Repeat every line from the line containing "Type out the text in this image." to the end of the data, exactly. Leave the pictures out.
-- start RECORD SET --
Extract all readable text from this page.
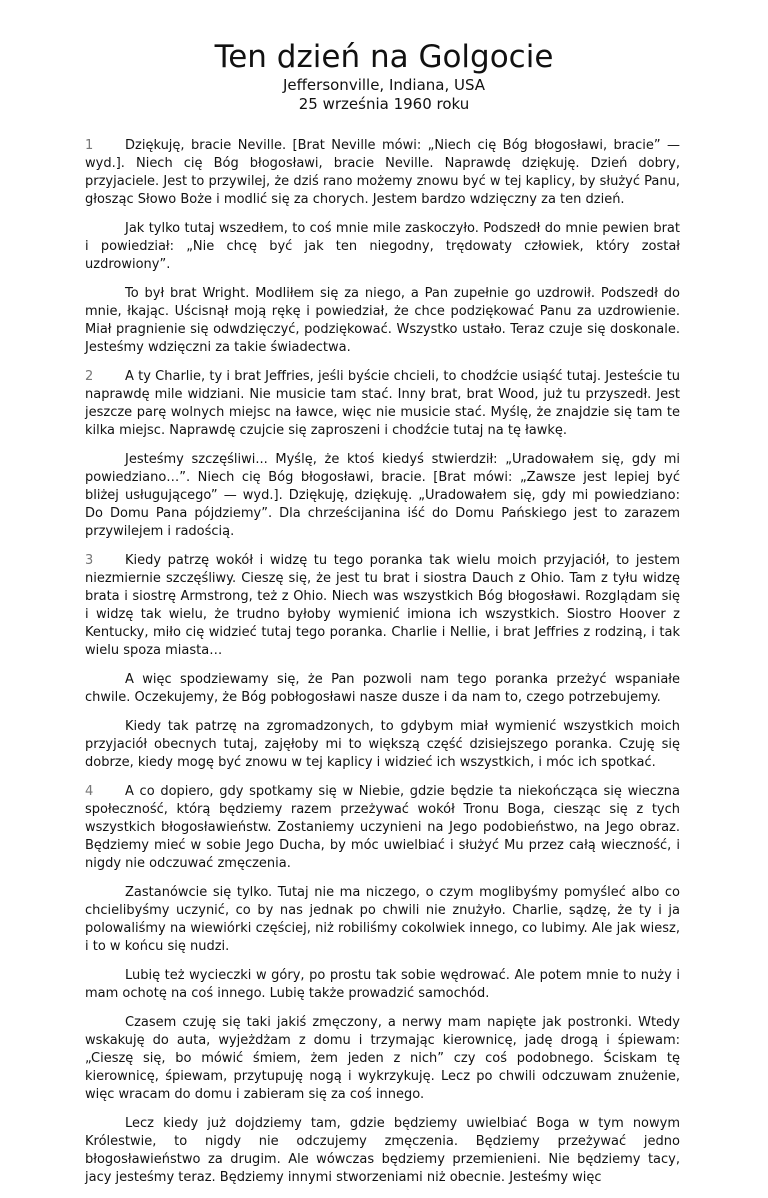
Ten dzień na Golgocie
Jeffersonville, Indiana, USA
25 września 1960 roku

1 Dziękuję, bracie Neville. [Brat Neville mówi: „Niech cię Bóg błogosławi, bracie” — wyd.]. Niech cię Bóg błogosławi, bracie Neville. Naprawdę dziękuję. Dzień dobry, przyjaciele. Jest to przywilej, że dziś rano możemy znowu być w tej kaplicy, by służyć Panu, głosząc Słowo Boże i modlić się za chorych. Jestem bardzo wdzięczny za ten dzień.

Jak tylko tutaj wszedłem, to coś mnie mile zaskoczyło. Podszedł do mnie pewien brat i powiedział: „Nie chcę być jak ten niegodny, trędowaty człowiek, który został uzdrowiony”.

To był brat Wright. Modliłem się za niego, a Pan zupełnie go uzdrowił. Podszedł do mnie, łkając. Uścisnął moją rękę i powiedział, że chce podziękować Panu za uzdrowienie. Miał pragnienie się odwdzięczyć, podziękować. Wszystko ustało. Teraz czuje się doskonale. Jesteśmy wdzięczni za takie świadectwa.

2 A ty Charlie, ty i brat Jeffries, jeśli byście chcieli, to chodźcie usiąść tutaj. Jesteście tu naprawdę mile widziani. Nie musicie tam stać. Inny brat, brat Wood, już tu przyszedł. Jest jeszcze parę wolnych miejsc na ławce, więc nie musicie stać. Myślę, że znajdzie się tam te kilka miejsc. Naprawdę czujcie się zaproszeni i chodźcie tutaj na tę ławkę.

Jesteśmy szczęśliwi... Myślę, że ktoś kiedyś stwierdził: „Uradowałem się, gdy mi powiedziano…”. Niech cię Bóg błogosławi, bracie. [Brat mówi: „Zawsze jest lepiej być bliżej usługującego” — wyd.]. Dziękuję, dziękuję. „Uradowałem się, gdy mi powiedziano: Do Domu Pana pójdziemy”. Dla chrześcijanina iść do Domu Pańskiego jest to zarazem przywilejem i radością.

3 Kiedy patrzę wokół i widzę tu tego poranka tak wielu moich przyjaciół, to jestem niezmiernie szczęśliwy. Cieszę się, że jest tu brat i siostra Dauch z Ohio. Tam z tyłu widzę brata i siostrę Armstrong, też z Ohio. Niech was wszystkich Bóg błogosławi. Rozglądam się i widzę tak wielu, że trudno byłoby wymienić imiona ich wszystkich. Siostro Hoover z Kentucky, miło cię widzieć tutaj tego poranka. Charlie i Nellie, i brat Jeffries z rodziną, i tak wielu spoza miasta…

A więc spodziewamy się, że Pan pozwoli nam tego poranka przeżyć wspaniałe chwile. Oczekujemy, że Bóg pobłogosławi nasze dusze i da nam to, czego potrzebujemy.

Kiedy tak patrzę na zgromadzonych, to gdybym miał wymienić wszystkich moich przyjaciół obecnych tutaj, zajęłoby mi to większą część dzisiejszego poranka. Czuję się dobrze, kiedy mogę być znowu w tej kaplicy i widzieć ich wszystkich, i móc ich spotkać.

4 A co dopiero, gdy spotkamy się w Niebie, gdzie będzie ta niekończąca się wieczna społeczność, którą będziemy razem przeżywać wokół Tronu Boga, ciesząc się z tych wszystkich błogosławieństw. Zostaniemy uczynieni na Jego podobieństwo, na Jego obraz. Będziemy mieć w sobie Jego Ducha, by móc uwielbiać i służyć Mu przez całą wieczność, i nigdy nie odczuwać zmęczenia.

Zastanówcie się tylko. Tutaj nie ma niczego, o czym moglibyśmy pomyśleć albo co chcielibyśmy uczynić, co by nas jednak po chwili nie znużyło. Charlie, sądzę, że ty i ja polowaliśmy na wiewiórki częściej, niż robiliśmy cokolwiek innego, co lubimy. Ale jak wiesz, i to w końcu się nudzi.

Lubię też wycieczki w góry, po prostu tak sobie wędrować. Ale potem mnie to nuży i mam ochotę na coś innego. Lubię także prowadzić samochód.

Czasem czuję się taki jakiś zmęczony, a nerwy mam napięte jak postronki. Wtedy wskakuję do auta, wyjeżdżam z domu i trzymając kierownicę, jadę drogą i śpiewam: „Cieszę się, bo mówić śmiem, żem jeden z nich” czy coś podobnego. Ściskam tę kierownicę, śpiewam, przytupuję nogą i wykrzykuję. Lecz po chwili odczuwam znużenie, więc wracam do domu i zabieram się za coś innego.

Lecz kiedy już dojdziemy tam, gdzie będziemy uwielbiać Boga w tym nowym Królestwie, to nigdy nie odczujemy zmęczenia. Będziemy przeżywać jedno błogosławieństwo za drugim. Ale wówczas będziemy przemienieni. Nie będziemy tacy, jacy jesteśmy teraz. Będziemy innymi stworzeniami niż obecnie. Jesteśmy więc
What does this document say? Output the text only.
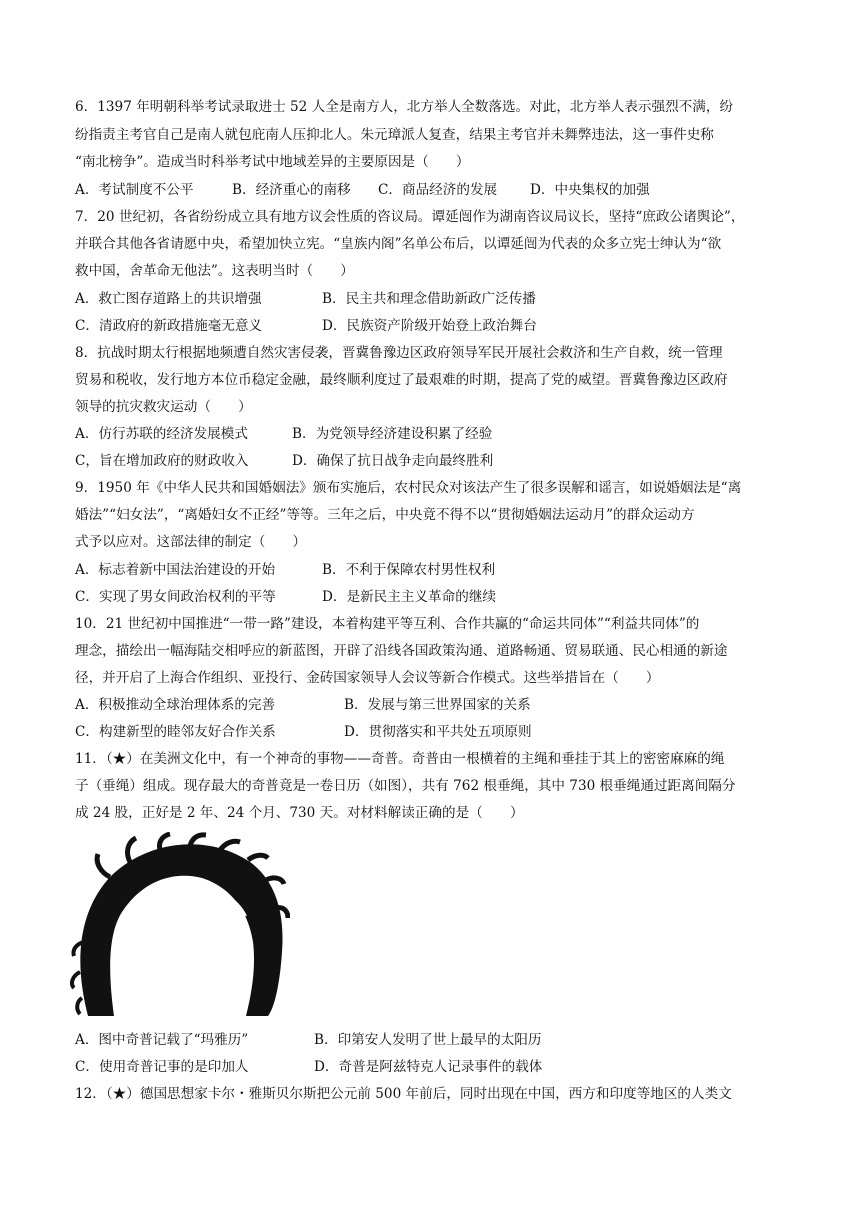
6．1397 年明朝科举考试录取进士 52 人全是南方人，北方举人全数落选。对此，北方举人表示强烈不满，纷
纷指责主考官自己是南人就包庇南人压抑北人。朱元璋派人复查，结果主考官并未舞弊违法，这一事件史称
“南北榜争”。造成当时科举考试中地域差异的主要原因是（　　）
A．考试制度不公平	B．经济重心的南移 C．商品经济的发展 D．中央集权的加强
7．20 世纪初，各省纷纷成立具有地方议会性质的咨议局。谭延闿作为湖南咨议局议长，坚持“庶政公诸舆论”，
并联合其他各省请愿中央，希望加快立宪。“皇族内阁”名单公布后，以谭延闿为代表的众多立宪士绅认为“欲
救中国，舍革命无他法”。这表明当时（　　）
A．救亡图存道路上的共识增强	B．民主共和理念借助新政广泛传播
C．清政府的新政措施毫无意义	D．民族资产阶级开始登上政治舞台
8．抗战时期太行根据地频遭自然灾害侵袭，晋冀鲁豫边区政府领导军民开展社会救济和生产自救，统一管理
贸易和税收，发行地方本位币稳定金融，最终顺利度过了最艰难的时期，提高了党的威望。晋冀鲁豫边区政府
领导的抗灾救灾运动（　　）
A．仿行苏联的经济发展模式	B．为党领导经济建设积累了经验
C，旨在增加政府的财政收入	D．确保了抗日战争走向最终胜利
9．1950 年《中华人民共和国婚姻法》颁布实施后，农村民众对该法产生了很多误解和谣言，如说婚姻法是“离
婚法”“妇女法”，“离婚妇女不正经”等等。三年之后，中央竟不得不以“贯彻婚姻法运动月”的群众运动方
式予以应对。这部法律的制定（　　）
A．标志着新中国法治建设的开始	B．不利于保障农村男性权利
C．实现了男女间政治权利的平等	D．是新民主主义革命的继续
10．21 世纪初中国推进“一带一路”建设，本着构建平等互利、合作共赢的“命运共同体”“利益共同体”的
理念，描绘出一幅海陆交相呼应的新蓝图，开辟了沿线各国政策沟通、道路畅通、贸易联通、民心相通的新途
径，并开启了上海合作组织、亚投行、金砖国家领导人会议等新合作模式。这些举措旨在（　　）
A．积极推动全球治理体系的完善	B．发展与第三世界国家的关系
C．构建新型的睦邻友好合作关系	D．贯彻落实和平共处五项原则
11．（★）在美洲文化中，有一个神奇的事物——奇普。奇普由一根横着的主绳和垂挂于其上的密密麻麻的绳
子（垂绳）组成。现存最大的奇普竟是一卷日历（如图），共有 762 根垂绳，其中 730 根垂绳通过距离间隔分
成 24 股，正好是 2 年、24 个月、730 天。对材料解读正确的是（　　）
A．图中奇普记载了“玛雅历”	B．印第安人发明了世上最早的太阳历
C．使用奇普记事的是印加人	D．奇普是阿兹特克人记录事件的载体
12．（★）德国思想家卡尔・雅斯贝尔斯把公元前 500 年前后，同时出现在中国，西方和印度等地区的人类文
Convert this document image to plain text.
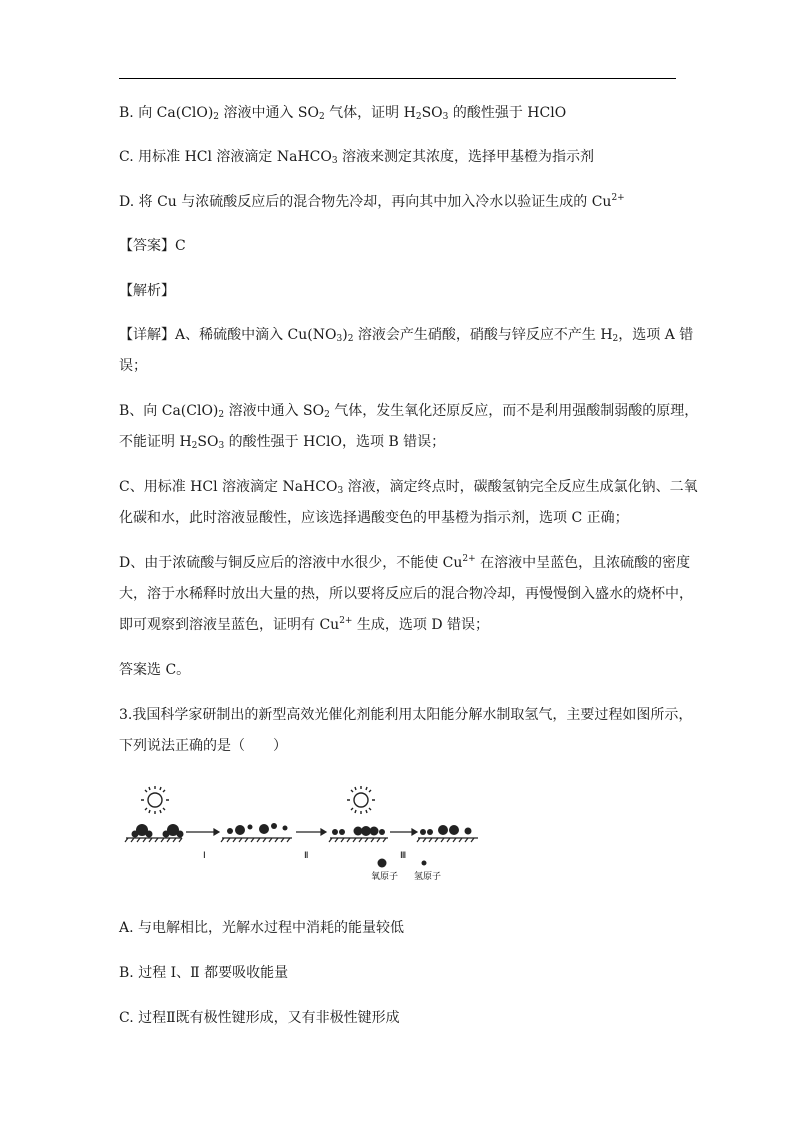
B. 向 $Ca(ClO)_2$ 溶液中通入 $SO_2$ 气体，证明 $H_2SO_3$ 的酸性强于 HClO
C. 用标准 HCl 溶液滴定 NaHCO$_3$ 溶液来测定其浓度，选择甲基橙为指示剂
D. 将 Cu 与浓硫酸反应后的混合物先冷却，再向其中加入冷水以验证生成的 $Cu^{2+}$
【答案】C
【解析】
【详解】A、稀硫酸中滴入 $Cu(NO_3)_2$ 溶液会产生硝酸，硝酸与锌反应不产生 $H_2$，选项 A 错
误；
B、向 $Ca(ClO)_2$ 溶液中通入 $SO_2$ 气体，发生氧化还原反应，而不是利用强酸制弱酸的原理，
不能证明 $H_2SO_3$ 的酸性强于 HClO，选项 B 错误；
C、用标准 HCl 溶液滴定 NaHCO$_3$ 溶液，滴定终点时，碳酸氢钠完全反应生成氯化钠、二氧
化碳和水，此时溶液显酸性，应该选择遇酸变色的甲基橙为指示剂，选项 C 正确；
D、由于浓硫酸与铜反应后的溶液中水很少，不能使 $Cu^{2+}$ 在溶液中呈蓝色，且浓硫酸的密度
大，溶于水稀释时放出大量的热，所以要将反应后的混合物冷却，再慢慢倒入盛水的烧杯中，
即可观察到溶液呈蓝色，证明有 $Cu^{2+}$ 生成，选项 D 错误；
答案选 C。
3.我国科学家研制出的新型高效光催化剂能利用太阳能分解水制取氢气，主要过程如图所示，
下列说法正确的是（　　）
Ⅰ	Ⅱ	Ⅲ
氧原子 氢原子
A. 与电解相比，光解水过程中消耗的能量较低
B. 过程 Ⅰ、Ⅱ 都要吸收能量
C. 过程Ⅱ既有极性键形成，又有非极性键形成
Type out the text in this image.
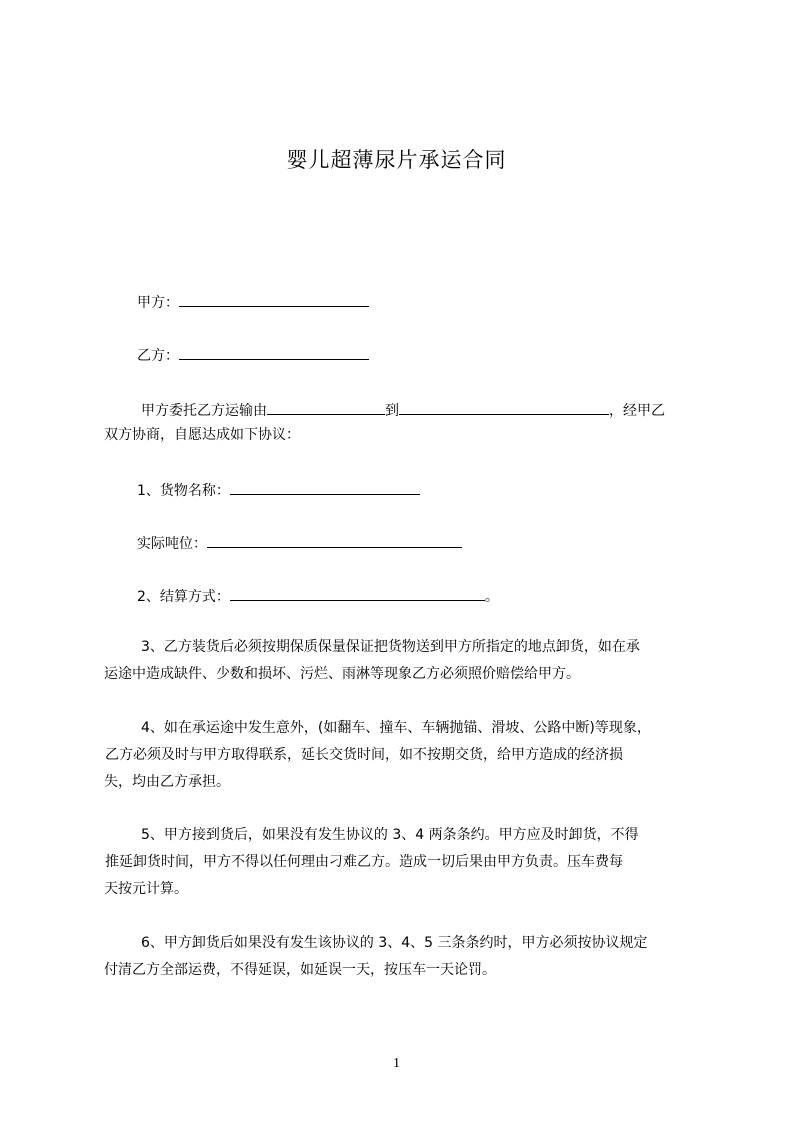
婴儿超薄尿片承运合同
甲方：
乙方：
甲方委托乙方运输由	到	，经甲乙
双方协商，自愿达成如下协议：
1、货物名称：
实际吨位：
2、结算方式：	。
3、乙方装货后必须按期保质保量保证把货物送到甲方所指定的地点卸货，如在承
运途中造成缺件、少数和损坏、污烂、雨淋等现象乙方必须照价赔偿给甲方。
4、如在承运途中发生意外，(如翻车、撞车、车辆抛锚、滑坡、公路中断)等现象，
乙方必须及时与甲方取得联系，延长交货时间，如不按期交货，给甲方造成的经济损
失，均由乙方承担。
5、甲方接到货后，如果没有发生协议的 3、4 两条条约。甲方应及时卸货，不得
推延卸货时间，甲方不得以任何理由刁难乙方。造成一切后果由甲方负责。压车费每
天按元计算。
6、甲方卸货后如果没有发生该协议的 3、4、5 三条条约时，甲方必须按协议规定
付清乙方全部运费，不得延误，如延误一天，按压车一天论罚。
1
-- end RECORD SET --
(CORRECT RESULT):
Type out the text in this image.
婴儿超薄尿片承运合同
甲方：
乙方：
甲方委托乙方运输由	到	，经甲乙
双方协商，自愿达成如下协议：
1、货物名称：
实际吨位：
2、结算方式：	。
3、乙方装货后必须按期保质保量保证把货物送到甲方所指定的地点卸货，如在承
运途中造成缺件、少数和损坏、污烂、雨淋等现象乙方必须照价赔偿给甲方。
4、如在承运途中发生意外，(如翻车、撞车、车辆抛锚、滑坡、公路中断)等现象，
乙方必须及时与甲方取得联系，延长交货时间，如不按期交货，给甲方造成的经济损
失，均由乙方承担。
5、甲方接到货后，如果没有发生协议的 3、4 两条条约。甲方应及时卸货，不得
推延卸货时间，甲方不得以任何理由刁难乙方。造成一切后果由甲方负责。压车费每
天按元计算。
6、甲方卸货后如果没有发生该协议的 3、4、5 三条条约时，甲方必须按协议规定
付清乙方全部运费，不得延误，如延误一天，按压车一天论罚。
1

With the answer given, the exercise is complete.